EXERCISE DIRECTIONS: Omit all pictures. Copy the rest of the material exactly.
# GIVEN INFORMATION start
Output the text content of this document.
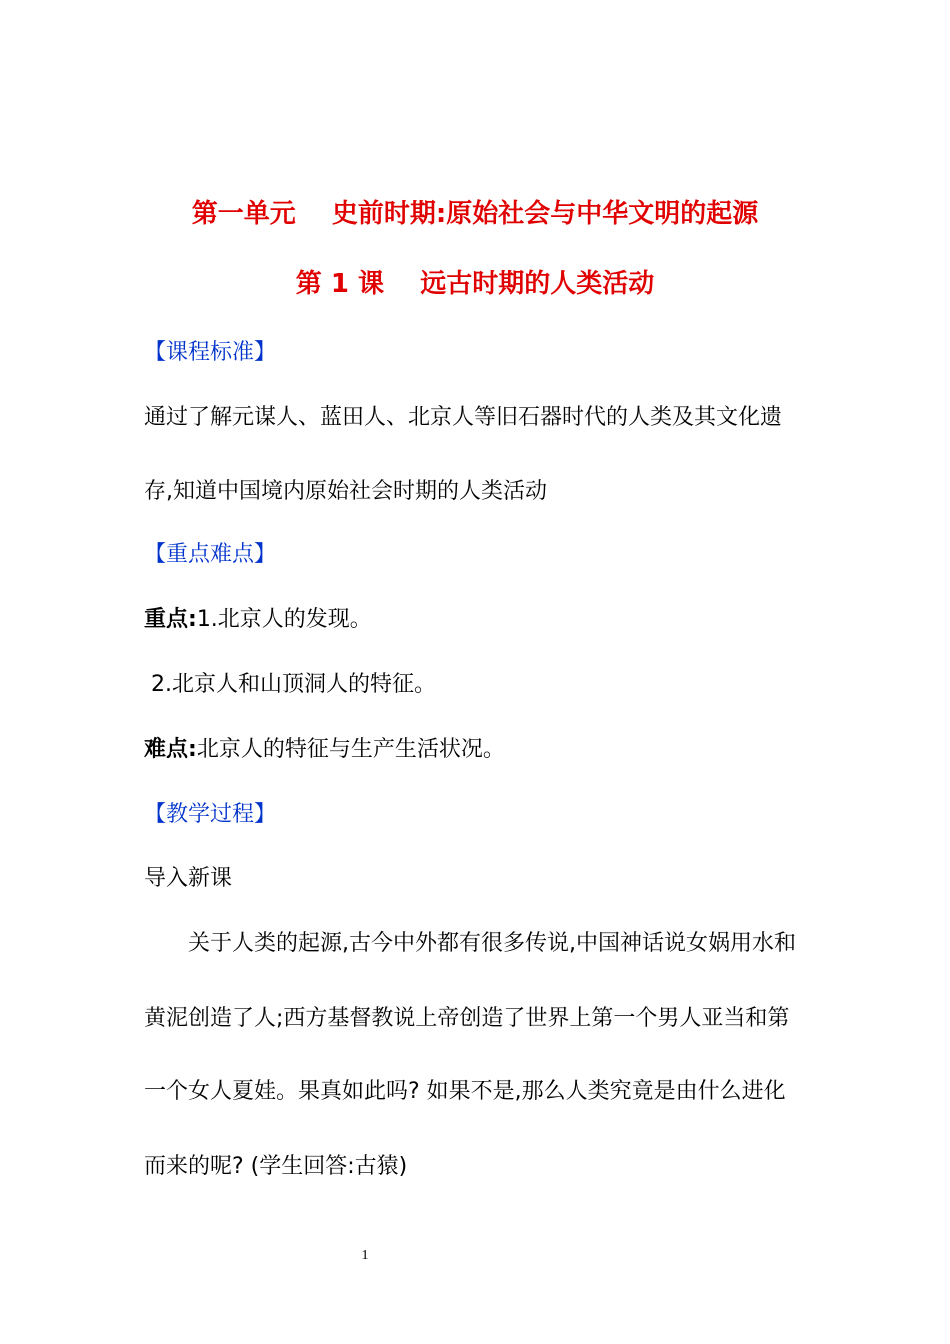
第一单元    史前时期:原始社会与中华文明的起源
第 1 课    远古时期的人类活动
【课程标准】
通过了解元谋人、蓝田人、北京人等旧石器时代的人类及其文化遗
存,知道中国境内原始社会时期的人类活动
【重点难点】
重点:1.北京人的发现。
2.北京人和山顶洞人的特征。
难点:北京人的特征与生产生活状况。
【教学过程】
导入新课
关于人类的起源,古今中外都有很多传说,中国神话说女娲用水和
黄泥创造了人;西方基督教说上帝创造了世界上第一个男人亚当和第
一个女人夏娃。果真如此吗? 如果不是,那么人类究竟是由什么进化
而来的呢? (学生回答:古猿)
1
# GIVEN INFORMATION end
RESPONSE TO THE EXERCISE:
Output the text content of this document.
第一单元    史前时期:原始社会与中华文明的起源
第 1 课    远古时期的人类活动
【课程标准】
通过了解元谋人、蓝田人、北京人等旧石器时代的人类及其文化遗
存,知道中国境内原始社会时期的人类活动
【重点难点】
重点:1.北京人的发现。
2.北京人和山顶洞人的特征。
难点:北京人的特征与生产生活状况。
【教学过程】
导入新课
关于人类的起源,古今中外都有很多传说,中国神话说女娲用水和
黄泥创造了人;西方基督教说上帝创造了世界上第一个男人亚当和第
一个女人夏娃。果真如此吗? 如果不是,那么人类究竟是由什么进化
而来的呢? (学生回答:古猿)
1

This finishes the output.